══ DATASET RECORDS ══

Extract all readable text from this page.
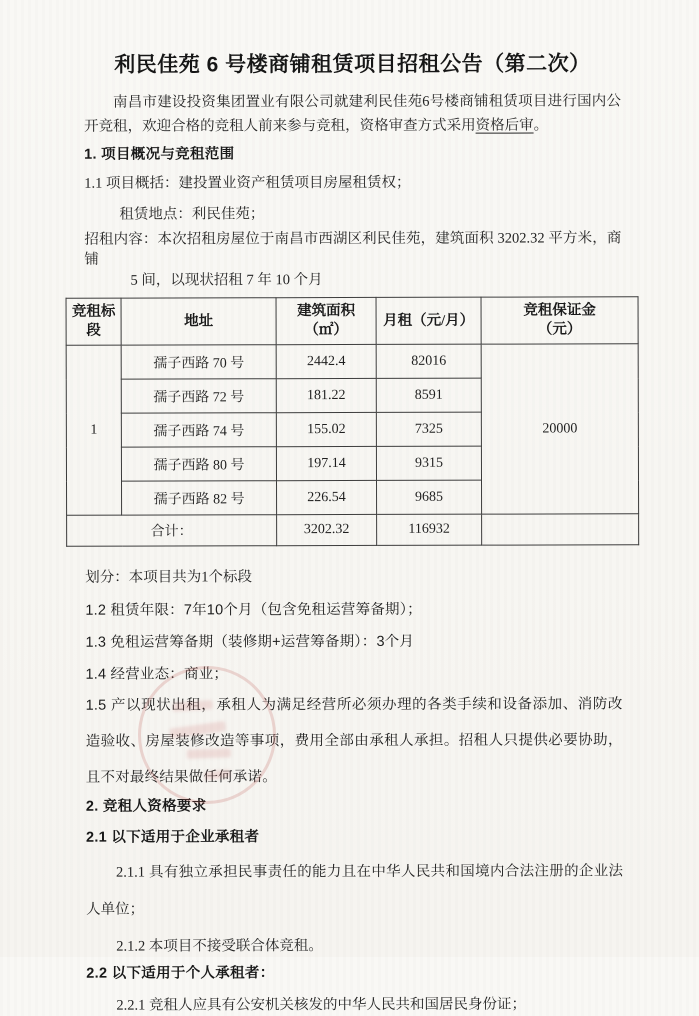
利民佳苑 6 号楼商铺租赁项目招租公告（第二次）

南昌市建设投资集团置业有限公司就建利民佳苑6号楼商铺租赁项目进行国内公开竞租，欢迎合格的竞租人前来参与竞租，资格审查方式采用资格后审。

1. 项目概况与竞租范围

1.1 项目概括：建投置业资产租赁项目房屋租赁权；

租赁地点：利民佳苑；

招租内容：本次招租房屋位于南昌市西湖区利民佳苑，建筑面积 3202.32 平方米，商铺

5 间，以现状招租 7 年 10 个月

竞租标段	地址	建筑面积（㎡）	月租（元/月）	竞租保证金
（元）

1	孺子西路 70 号	2442.4	82016	20000
	孺子西路 72 号	181.22	8591	
	孺子西路 74 号	155.02	7325	
	孺子西路 80 号	197.14	9315	
	孺子西路 82 号	226.54	9685	
合计：		3202.32	116932	

划分：本项目共为1个标段

1.2 租赁年限：7年10个月（包含免租运营筹备期）；

1.3 免租运营筹备期（装修期+运营筹备期）：3个月

1.4 经营业态：商业；

1.5 产以现状出租，承租人为满足经营所必须办理的各类手续和设备添加、消防改造验收、房屋装修改造等事项，费用全部由承租人承担。招租人只提供必要协助，且不对最终结果做任何承诺。

2. 竞租人资格要求

2.1 以下适用于企业承租者

2.1.1 具有独立承担民事责任的能力且在中华人民共和国境内合法注册的企业法人单位；

2.1.2 本项目不接受联合体竞租。

2.2 以下适用于个人承租者：

2.2.1 竞租人应具有公安机关核发的中华人民共和国居民身份证；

═══

* _EXERCISE DETAILS_
Reproduce all the entries that precede this task, word for word, minus any pictures.

* _EXPECTED ANSWER_
Extract all readable text from this page.
利民佳苑 6 号楼商铺租赁项目招租公告（第二次）

南昌市建设投资集团置业有限公司就建利民佳苑6号楼商铺租赁项目进行国内公开竞租，欢迎合格的竞租人前来参与竞租，资格审查方式采用资格后审。

1. 项目概况与竞租范围

1.1 项目概括：建投置业资产租赁项目房屋租赁权；

租赁地点：利民佳苑；

招租内容：本次招租房屋位于南昌市西湖区利民佳苑，建筑面积 3202.32 平方米，商铺

5 间，以现状招租 7 年 10 个月

竞租标段	地址	建筑面积（㎡）	月租（元/月）	竞租保证金
（元）

1	孺子西路 70 号	2442.4	82016	20000
	孺子西路 72 号	181.22	8591	
	孺子西路 74 号	155.02	7325	
	孺子西路 80 号	197.14	9315	
	孺子西路 82 号	226.54	9685	
合计：		3202.32	116932	

划分：本项目共为1个标段

1.2 租赁年限：7年10个月（包含免租运营筹备期）；

1.3 免租运营筹备期（装修期+运营筹备期）：3个月

1.4 经营业态：商业；

1.5 产以现状出租，承租人为满足经营所必须办理的各类手续和设备添加、消防改造验收、房屋装修改造等事项，费用全部由承租人承担。招租人只提供必要协助，且不对最终结果做任何承诺。

2. 竞租人资格要求

2.1 以下适用于企业承租者

2.1.1 具有独立承担民事责任的能力且在中华人民共和国境内合法注册的企业法人单位；

2.1.2 本项目不接受联合体竞租。

2.2 以下适用于个人承租者：

2.2.1 竞租人应具有公安机关核发的中华人民共和国居民身份证；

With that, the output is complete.